**What this task involves**. Set down the material once more, exactly as it appears.

**Provided records**.
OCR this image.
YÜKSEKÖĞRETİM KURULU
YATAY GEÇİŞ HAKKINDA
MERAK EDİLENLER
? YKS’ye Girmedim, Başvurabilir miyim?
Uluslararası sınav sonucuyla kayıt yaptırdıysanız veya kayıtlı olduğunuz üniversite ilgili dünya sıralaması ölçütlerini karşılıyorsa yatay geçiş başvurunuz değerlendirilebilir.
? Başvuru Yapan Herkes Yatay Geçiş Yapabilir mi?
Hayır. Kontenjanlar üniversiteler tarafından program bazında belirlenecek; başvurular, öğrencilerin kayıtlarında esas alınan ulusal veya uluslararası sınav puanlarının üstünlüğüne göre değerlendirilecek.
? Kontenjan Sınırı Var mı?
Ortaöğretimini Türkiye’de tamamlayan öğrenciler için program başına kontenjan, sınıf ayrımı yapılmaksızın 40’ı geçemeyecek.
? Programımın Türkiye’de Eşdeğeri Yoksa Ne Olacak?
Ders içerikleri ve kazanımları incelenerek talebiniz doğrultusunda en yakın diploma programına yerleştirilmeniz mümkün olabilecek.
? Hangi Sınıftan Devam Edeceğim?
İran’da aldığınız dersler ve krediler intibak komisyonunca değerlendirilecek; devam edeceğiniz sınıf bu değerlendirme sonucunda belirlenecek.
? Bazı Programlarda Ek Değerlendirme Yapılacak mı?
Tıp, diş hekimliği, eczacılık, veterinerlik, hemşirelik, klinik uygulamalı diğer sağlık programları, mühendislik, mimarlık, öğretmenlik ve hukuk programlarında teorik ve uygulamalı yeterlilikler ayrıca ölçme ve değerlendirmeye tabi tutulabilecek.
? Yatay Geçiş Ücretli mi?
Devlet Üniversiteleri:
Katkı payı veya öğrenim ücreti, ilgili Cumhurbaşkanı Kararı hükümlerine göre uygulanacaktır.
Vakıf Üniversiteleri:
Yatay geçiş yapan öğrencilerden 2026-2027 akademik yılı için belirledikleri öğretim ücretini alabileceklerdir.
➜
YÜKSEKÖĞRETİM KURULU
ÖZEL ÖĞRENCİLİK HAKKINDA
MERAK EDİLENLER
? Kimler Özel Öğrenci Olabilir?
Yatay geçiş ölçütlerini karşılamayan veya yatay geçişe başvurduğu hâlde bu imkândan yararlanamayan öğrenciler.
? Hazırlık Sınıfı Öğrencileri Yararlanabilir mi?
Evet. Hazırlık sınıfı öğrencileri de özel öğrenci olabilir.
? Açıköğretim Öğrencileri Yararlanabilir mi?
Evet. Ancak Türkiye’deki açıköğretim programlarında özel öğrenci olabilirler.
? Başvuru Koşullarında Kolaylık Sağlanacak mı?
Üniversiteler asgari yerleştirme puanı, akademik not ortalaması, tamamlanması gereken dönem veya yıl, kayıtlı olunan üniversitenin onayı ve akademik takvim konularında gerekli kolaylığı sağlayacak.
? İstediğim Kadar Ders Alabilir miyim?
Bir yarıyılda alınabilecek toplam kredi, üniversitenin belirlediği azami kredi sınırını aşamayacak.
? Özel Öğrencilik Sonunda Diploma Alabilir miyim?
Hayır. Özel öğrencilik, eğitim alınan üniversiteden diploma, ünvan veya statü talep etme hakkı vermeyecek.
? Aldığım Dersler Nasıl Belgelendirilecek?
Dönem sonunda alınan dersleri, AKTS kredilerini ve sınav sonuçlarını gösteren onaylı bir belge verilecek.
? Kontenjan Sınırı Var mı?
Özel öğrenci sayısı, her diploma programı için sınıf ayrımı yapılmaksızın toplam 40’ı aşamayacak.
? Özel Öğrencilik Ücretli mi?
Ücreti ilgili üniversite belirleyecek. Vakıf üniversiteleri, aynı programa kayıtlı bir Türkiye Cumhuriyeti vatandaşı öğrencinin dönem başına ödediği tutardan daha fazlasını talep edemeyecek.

**Exercise solution**.
OCR this image.
YÜKSEKÖĞRETİM KURULU
YATAY GEÇİŞ HAKKINDA
MERAK EDİLENLER
? YKS’ye Girmedim, Başvurabilir miyim?
Uluslararası sınav sonucuyla kayıt yaptırdıysanız veya kayıtlı olduğunuz üniversite ilgili dünya sıralaması ölçütlerini karşılıyorsa yatay geçiş başvurunuz değerlendirilebilir.
? Başvuru Yapan Herkes Yatay Geçiş Yapabilir mi?
Hayır. Kontenjanlar üniversiteler tarafından program bazında belirlenecek; başvurular, öğrencilerin kayıtlarında esas alınan ulusal veya uluslararası sınav puanlarının üstünlüğüne göre değerlendirilecek.
? Kontenjan Sınırı Var mı?
Ortaöğretimini Türkiye’de tamamlayan öğrenciler için program başına kontenjan, sınıf ayrımı yapılmaksızın 40’ı geçemeyecek.
? Programımın Türkiye’de Eşdeğeri Yoksa Ne Olacak?
Ders içerikleri ve kazanımları incelenerek talebiniz doğrultusunda en yakın diploma programına yerleştirilmeniz mümkün olabilecek.
? Hangi Sınıftan Devam Edeceğim?
İran’da aldığınız dersler ve krediler intibak komisyonunca değerlendirilecek; devam edeceğiniz sınıf bu değerlendirme sonucunda belirlenecek.
? Bazı Programlarda Ek Değerlendirme Yapılacak mı?
Tıp, diş hekimliği, eczacılık, veterinerlik, hemşirelik, klinik uygulamalı diğer sağlık programları, mühendislik, mimarlık, öğretmenlik ve hukuk programlarında teorik ve uygulamalı yeterlilikler ayrıca ölçme ve değerlendirmeye tabi tutulabilecek.
? Yatay Geçiş Ücretli mi?
Devlet Üniversiteleri:
Katkı payı veya öğrenim ücreti, ilgili Cumhurbaşkanı Kararı hükümlerine göre uygulanacaktır.
Vakıf Üniversiteleri:
Yatay geçiş yapan öğrencilerden 2026-2027 akademik yılı için belirledikleri öğretim ücretini alabileceklerdir.
➜
YÜKSEKÖĞRETİM KURULU
ÖZEL ÖĞRENCİLİK HAKKINDA
MERAK EDİLENLER
? Kimler Özel Öğrenci Olabilir?
Yatay geçiş ölçütlerini karşılamayan veya yatay geçişe başvurduğu hâlde bu imkândan yararlanamayan öğrenciler.
? Hazırlık Sınıfı Öğrencileri Yararlanabilir mi?
Evet. Hazırlık sınıfı öğrencileri de özel öğrenci olabilir.
? Açıköğretim Öğrencileri Yararlanabilir mi?
Evet. Ancak Türkiye’deki açıköğretim programlarında özel öğrenci olabilirler.
? Başvuru Koşullarında Kolaylık Sağlanacak mı?
Üniversiteler asgari yerleştirme puanı, akademik not ortalaması, tamamlanması gereken dönem veya yıl, kayıtlı olunan üniversitenin onayı ve akademik takvim konularında gerekli kolaylığı sağlayacak.
? İstediğim Kadar Ders Alabilir miyim?
Bir yarıyılda alınabilecek toplam kredi, üniversitenin belirlediği azami kredi sınırını aşamayacak.
? Özel Öğrencilik Sonunda Diploma Alabilir miyim?
Hayır. Özel öğrencilik, eğitim alınan üniversiteden diploma, ünvan veya statü talep etme hakkı vermeyecek.
? Aldığım Dersler Nasıl Belgelendirilecek?
Dönem sonunda alınan dersleri, AKTS kredilerini ve sınav sonuçlarını gösteren onaylı bir belge verilecek.
? Kontenjan Sınırı Var mı?
Özel öğrenci sayısı, her diploma programı için sınıf ayrımı yapılmaksızın toplam 40’ı aşamayacak.
? Özel Öğrencilik Ücretli mi?
Ücreti ilgili üniversite belirleyecek. Vakıf üniversiteleri, aynı programa kayıtlı bir Türkiye Cumhuriyeti vatandaşı öğrencinin dönem başına ödediği tutardan daha fazlasını talep edemeyecek.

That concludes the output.